= Short task =
Copy all the data exactly, except the pictures.

= Collected data entries =
--- start ---

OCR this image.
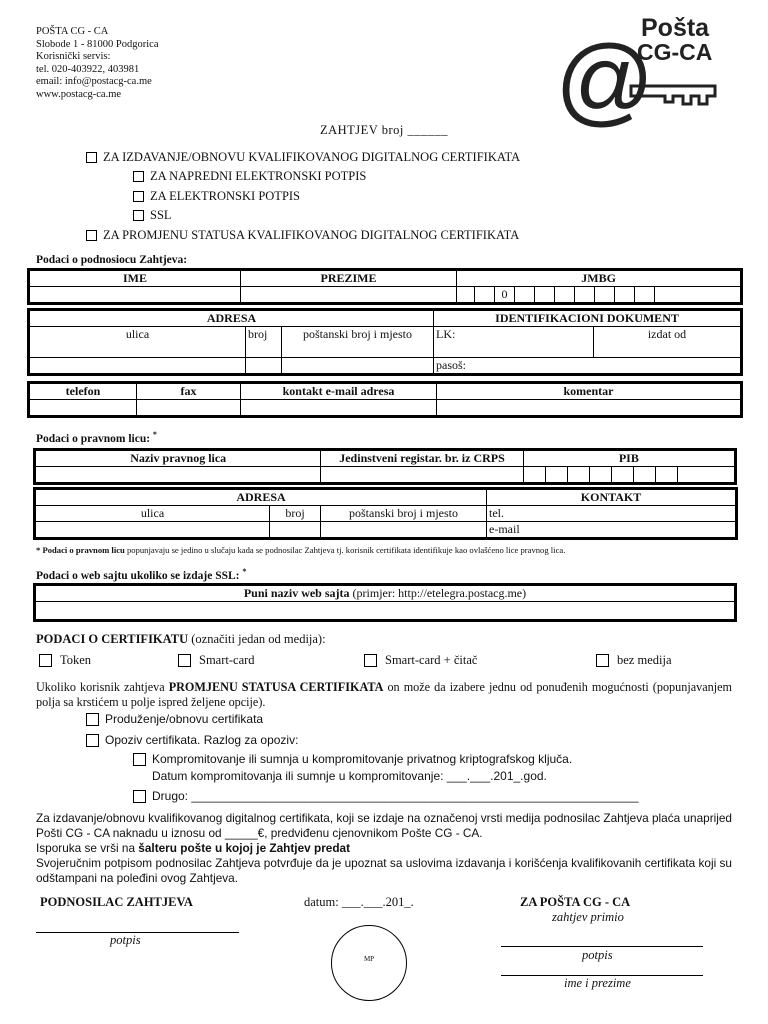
POŠTA CG - CA
Slobode 1 - 81000 Podgorica
Korisnički servis:
tel. 020-403922, 403981
email: info@postacg-ca.me
www.postacg-ca.me
Pošta
CG-CA
@
ZAHTJEV broj ______
ZA IZDAVANJE/OBNOVU KVALIFIKOVANOG DIGITALNOG CERTIFIKATA
ZA NAPREDNI ELEKTRONSKI POTPIS
ZA ELEKTRONSKI POTPIS
SSL
ZA PROMJENU STATUSA KVALIFIKOVANOG DIGITALNOG CERTIFIKATA
Podaci o podnosiocu Zahtjeva:
IME	PREZIME	JMBG										
				0								
ADRESA			IDENTIFIKACIONI DOKUMENT	
ulica	broj	poštanski broj i mjesto	LK:	izdat od
			pasoš:	
telefon	fax	kontakt e-mail adresa	komentar

Podaci o pravnom licu: *
Naziv pravnog lica	Jedinstveni registar. br. iz CRPS	PIB							

ADRESA			KONTAKT
ulica	broj	poštanski broj i mjesto	tel.
			e-mail
* Podaci o pravnom licu popunjavaju se jedino u slučaju kada se podnosilac Zahtjeva tj. korisnik certifikata identifikuje kao ovlašćeno lice pravnog lica.
Podaci o web sajtu ukoliko se izdaje SSL: *
Puni naziv web sajta (primjer: http://etelegra.postacg.me)

PODACI O CERTIFIKATU (označiti jedan od medija):
Token	Smart-card	Smart-card + čitač	bez medija
Ukoliko korisnik zahtjeva PROMJENU STATUSA CERTIFIKATA on može da izabere jednu od ponuđenih mogućnosti (popunjavanjem polja sa krstićem u polje ispred željene opcije).
Produženje/obnovu certifikata
Opoziv certifikata. Razlog za opoziv:
Kompromitovanje ili sumnja u kompromitovanje privatnog kriptografskog ključa.
Datum kompromitovanja ili sumnje u kompromitovanje: ___.___.201_.god.
Drugo: ___________________________________________________________________
Za izdavanje/obnovu kvalifikovanog digitalnog certifikata, koji se izdaje na označenoj vrsti medija podnosilac Zahtjeva plaća unaprijed Pošti CG - CA naknadu u iznosu od _____€, predviđenu cjenovnikom Pošte CG - CA.
Isporuka se vrši na šalteru pošte u kojoj je Zahtjev predat
Svojeručnim potpisom podnosilac Zahtjeva potvrđuje da je upoznat sa uslovima izdavanja i korišćenja kvalifikovanih certifikata koji su odštampani na poleđini ovog Zahtjeva.
PODNOSILAC ZAHTJEVA	datum: ___.___.201_.	ZA POŠTA CG - CA
zahtjev primio
potpis
MP	potpis
ime i prezime
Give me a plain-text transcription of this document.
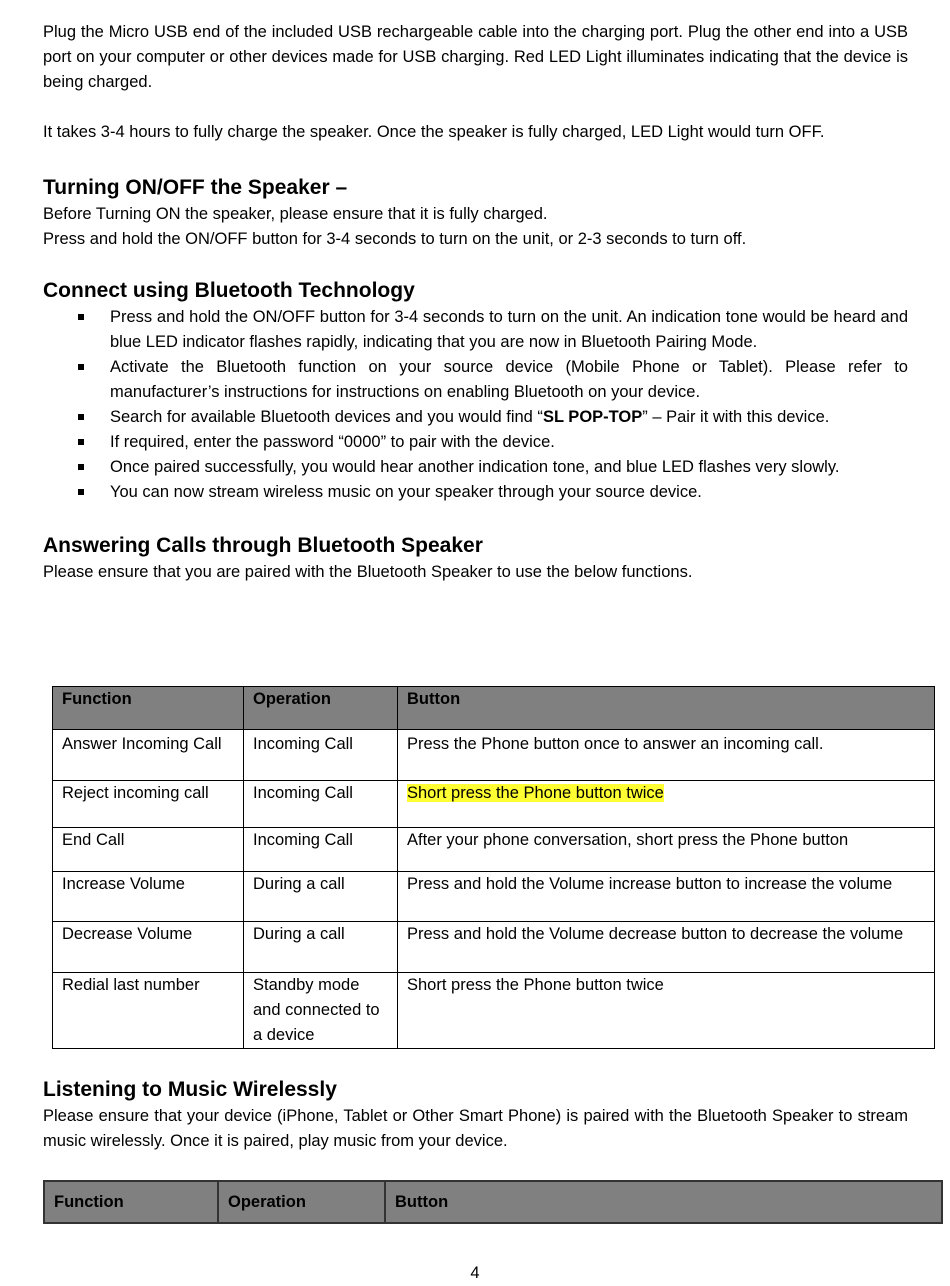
Plug the Micro USB end of the included USB rechargeable cable into the charging port. Plug the other end into a USB port on your computer or other devices made for USB charging. Red LED Light illuminates indicating that the device is being charged.

It takes 3-4 hours to fully charge the speaker. Once the speaker is fully charged, LED Light would turn OFF.

Turning ON/OFF the Speaker –

Before Turning ON the speaker, please ensure that it is fully charged.

Press and hold the ON/OFF button for 3-4 seconds to turn on the unit, or 2-3 seconds to turn off.

Connect using Bluetooth Technology
Press and hold the ON/OFF button for 3-4 seconds to turn on the unit. An indication tone would be heard and blue LED indicator flashes rapidly, indicating that you are now in Bluetooth Pairing Mode.
Activate the Bluetooth function on your source device (Mobile Phone or Tablet). Please refer to manufacturer’s instructions for instructions on enabling Bluetooth on your device.
Search for available Bluetooth devices and you would find “SL POP-TOP” – Pair it with this device.
If required, enter the password “0000” to pair with the device.
Once paired successfully, you would hear another indication tone, and blue LED flashes very slowly.
You can now stream wireless music on your speaker through your source device.
Answering Calls through Bluetooth Speaker

Please ensure that you are paired with the Bluetooth Speaker to use the below functions.

Function	Operation	Button
Answer Incoming Call	Incoming Call	Press the Phone button once to answer an incoming call.
Reject incoming call	Incoming Call	Short press the Phone button twice
End Call	Incoming Call	After your phone conversation, short press the Phone button
Increase Volume	During a call	Press and hold the Volume increase button to increase the volume
Decrease Volume	During a call	Press and hold the Volume decrease button to decrease the volume
Redial last number	Standby mode and connected to a device	Short press the Phone button twice
Listening to Music Wirelessly

Please ensure that your device (iPhone, Tablet or Other Smart Phone) is paired with the Bluetooth Speaker to stream music wirelessly. Once it is paired, play music from your device.

Function	Operation	Button
4
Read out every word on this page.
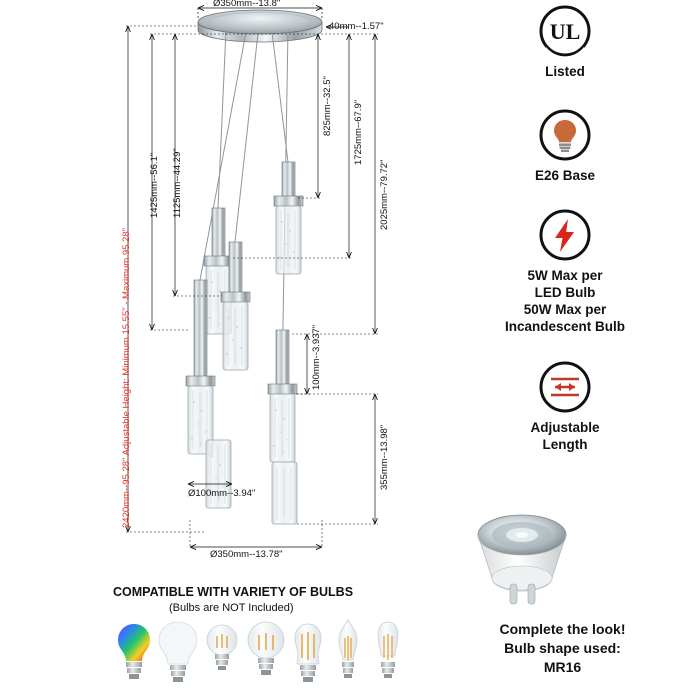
Ø350mm--13.8"
40mm--1.57"
825mm--32.5" 1725mm--67.9"
2025mm--79.72"
1425mm--56.1" 1125mm--44.29"
100mm--3.937"
355mm--13.98"
Ø100mm--3.94"
Ø350mm--13.78"
2420mm--95.28" Adjustable Height: Minimum 15.55" - Maximum 95.28"
UL
Listed
E26 Base
5W Max per
LED Bulb
50W Max per
Incandescent Bulb
Adjustable
Length
Complete the look!
Bulb shape used:
MR16
COMPATIBLE WITH VARIETY OF BULBS
(Bulbs are NOT Included)
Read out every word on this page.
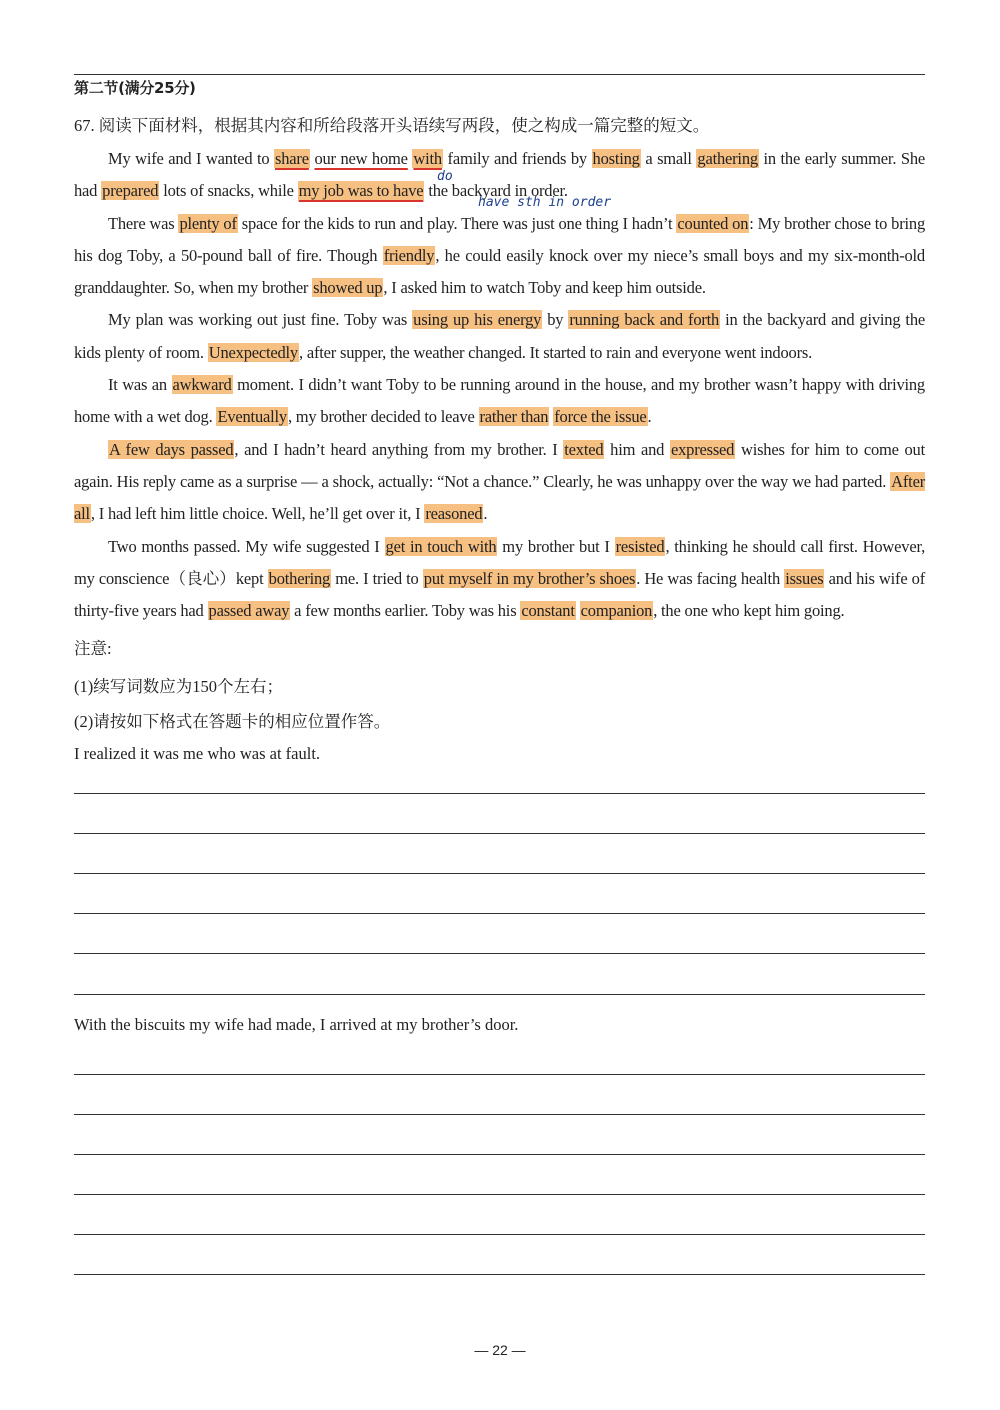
第二节(满分25分)
67. 阅读下面材料，根据其内容和所给段落开头语续写两段，使之构成一篇完整的短文。
do
have sth in order

My wife and I wanted to share our new home with family and friends by hosting a small gathering in the early summer. She had prepared lots of snacks, while my job was to have the backyard in order.

There was plenty of space for the kids to run and play. There was just one thing I hadn’t counted on: My brother chose to bring his dog Toby, a 50-pound ball of fire. Though friendly, he could easily knock over my niece’s small boys and my six-month-old granddaughter. So, when my brother showed up, I asked him to watch Toby and keep him outside.

My plan was working out just fine. Toby was using up his energy by running back and forth in the backyard and giving the kids plenty of room. Unexpectedly, after supper, the weather changed. It started to rain and everyone went indoors.

It was an awkward moment. I didn’t want Toby to be running around in the house, and my brother wasn’t happy with driving home with a wet dog. Eventually, my brother decided to leave rather than force the issue.

A few days passed, and I hadn’t heard anything from my brother. I texted him and expressed wishes for him to come out again. His reply came as a surprise — a shock, actually: “Not a chance.” Clearly, he was unhappy over the way we had parted. After all, I had left him little choice. Well, he’ll get over it, I reasoned.

Two months passed. My wife suggested I get in touch with my brother but I resisted, thinking he should call first. However, my conscience（良心）kept bothering me. I tried to put myself in my brother’s shoes. He was facing health issues and his wife of thirty-five years had passed away a few months earlier. Toby was his constant companion, the one who kept him going.

注意:
(1)续写词数应为150个左右；
(2)请按如下格式在答题卡的相应位置作答。
I realized it was me who was at fault.
With the biscuits my wife had made, I arrived at my brother’s door.
— 22 —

--- end ---

= Solution for this problem =
OCR this image.
POŠTA CG - CA
Slobode 1 - 81000 Podgorica
Korisnički servis:
tel. 020-403922, 403981
email: info@postacg-ca.me
www.postacg-ca.me
Pošta
CG-CA
@
ZAHTJEV broj ______
ZA IZDAVANJE/OBNOVU KVALIFIKOVANOG DIGITALNOG CERTIFIKATA
ZA NAPREDNI ELEKTRONSKI POTPIS
ZA ELEKTRONSKI POTPIS
SSL
ZA PROMJENU STATUSA KVALIFIKOVANOG DIGITALNOG CERTIFIKATA
Podaci o podnosiocu Zahtjeva:
IME	PREZIME	JMBG										
				0								
ADRESA			IDENTIFIKACIONI DOKUMENT	
ulica	broj	poštanski broj i mjesto	LK:	izdat od
			pasoš:	
telefon	fax	kontakt e-mail adresa	komentar

Podaci o pravnom licu: *
Naziv pravnog lica	Jedinstveni registar. br. iz CRPS	PIB							

ADRESA			KONTAKT
ulica	broj	poštanski broj i mjesto	tel.
			e-mail
* Podaci o pravnom licu popunjavaju se jedino u slučaju kada se podnosilac Zahtjeva tj. korisnik certifikata identifikuje kao ovlašćeno lice pravnog lica.
Podaci o web sajtu ukoliko se izdaje SSL: *
Puni naziv web sajta (primjer: http://etelegra.postacg.me)

PODACI O CERTIFIKATU (označiti jedan od medija):
Token	Smart-card	Smart-card + čitač	bez medija
Ukoliko korisnik zahtjeva PROMJENU STATUSA CERTIFIKATA on može da izabere jednu od ponuđenih mogućnosti (popunjavanjem polja sa krstićem u polje ispred željene opcije).
Produženje/obnovu certifikata
Opoziv certifikata. Razlog za opoziv:
Kompromitovanje ili sumnja u kompromitovanje privatnog kriptografskog ključa.
Datum kompromitovanja ili sumnje u kompromitovanje: ___.___.201_.god.
Drugo: ___________________________________________________________________
Za izdavanje/obnovu kvalifikovanog digitalnog certifikata, koji se izdaje na označenoj vrsti medija podnosilac Zahtjeva plaća unaprijed Pošti CG - CA naknadu u iznosu od _____€, predviđenu cjenovnikom Pošte CG - CA.
Isporuka se vrši na šalteru pošte u kojoj je Zahtjev predat
Svojeručnim potpisom podnosilac Zahtjeva potvrđuje da je upoznat sa uslovima izdavanja i korišćenja kvalifikovanih certifikata koji su odštampani na poleđini ovog Zahtjeva.
PODNOSILAC ZAHTJEVA	datum: ___.___.201_.	ZA POŠTA CG - CA
zahtjev primio
potpis
MP	potpis
ime i prezime
Give me a plain-text transcription of this document.
Plug the Micro USB end of the included USB rechargeable cable into the charging port. Plug the other end into a USB port on your computer or other devices made for USB charging. Red LED Light illuminates indicating that the device is being charged.

It takes 3-4 hours to fully charge the speaker. Once the speaker is fully charged, LED Light would turn OFF.

Turning ON/OFF the Speaker –

Before Turning ON the speaker, please ensure that it is fully charged.

Press and hold the ON/OFF button for 3-4 seconds to turn on the unit, or 2-3 seconds to turn off.

Connect using Bluetooth Technology
Press and hold the ON/OFF button for 3-4 seconds to turn on the unit. An indication tone would be heard and blue LED indicator flashes rapidly, indicating that you are now in Bluetooth Pairing Mode.
Activate the Bluetooth function on your source device (Mobile Phone or Tablet). Please refer to manufacturer’s instructions for instructions on enabling Bluetooth on your device.
Search for available Bluetooth devices and you would find “SL POP-TOP” – Pair it with this device.
If required, enter the password “0000” to pair with the device.
Once paired successfully, you would hear another indication tone, and blue LED flashes very slowly.
You can now stream wireless music on your speaker through your source device.
Answering Calls through Bluetooth Speaker

Please ensure that you are paired with the Bluetooth Speaker to use the below functions.

Function	Operation	Button
Answer Incoming Call	Incoming Call	Press the Phone button once to answer an incoming call.
Reject incoming call	Incoming Call	Short press the Phone button twice
End Call	Incoming Call	After your phone conversation, short press the Phone button
Increase Volume	During a call	Press and hold the Volume increase button to increase the volume
Decrease Volume	During a call	Press and hold the Volume decrease button to decrease the volume
Redial last number	Standby mode and connected to a device	Short press the Phone button twice
Listening to Music Wirelessly

Please ensure that your device (iPhone, Tablet or Other Smart Phone) is paired with the Bluetooth Speaker to stream music wirelessly. Once it is paired, play music from your device.

Function	Operation	Button
4
Read out every word on this page.
Ø350mm--13.8"
40mm--1.57"
825mm--32.5" 1725mm--67.9"
2025mm--79.72"
1425mm--56.1" 1125mm--44.29"
100mm--3.937"
355mm--13.98"
Ø100mm--3.94"
Ø350mm--13.78"
2420mm--95.28" Adjustable Height: Minimum 15.55" - Maximum 95.28"
UL
Listed
E26 Base
5W Max per
LED Bulb
50W Max per
Incandescent Bulb
Adjustable
Length
Complete the look!
Bulb shape used:
MR16
COMPATIBLE WITH VARIETY OF BULBS
(Bulbs are NOT Included)
Read out every word on this page.
第二节(满分25分)
67. 阅读下面材料，根据其内容和所给段落开头语续写两段，使之构成一篇完整的短文。
do
have sth in order

My wife and I wanted to share our new home with family and friends by hosting a small gathering in the early summer. She had prepared lots of snacks, while my job was to have the backyard in order.

There was plenty of space for the kids to run and play. There was just one thing I hadn’t counted on: My brother chose to bring his dog Toby, a 50-pound ball of fire. Though friendly, he could easily knock over my niece’s small boys and my six-month-old granddaughter. So, when my brother showed up, I asked him to watch Toby and keep him outside.

My plan was working out just fine. Toby was using up his energy by running back and forth in the backyard and giving the kids plenty of room. Unexpectedly, after supper, the weather changed. It started to rain and everyone went indoors.

It was an awkward moment. I didn’t want Toby to be running around in the house, and my brother wasn’t happy with driving home with a wet dog. Eventually, my brother decided to leave rather than force the issue.

A few days passed, and I hadn’t heard anything from my brother. I texted him and expressed wishes for him to come out again. His reply came as a surprise — a shock, actually: “Not a chance.” Clearly, he was unhappy over the way we had parted. After all, I had left him little choice. Well, he’ll get over it, I reasoned.

Two months passed. My wife suggested I get in touch with my brother but I resisted, thinking he should call first. However, my conscience（良心）kept bothering me. I tried to put myself in my brother’s shoes. He was facing health issues and his wife of thirty-five years had passed away a few months earlier. Toby was his constant companion, the one who kept him going.

注意:
(1)续写词数应为150个左右；
(2)请按如下格式在答题卡的相应位置作答。
I realized it was me who was at fault.
With the biscuits my wife had made, I arrived at my brother’s door.
— 22 —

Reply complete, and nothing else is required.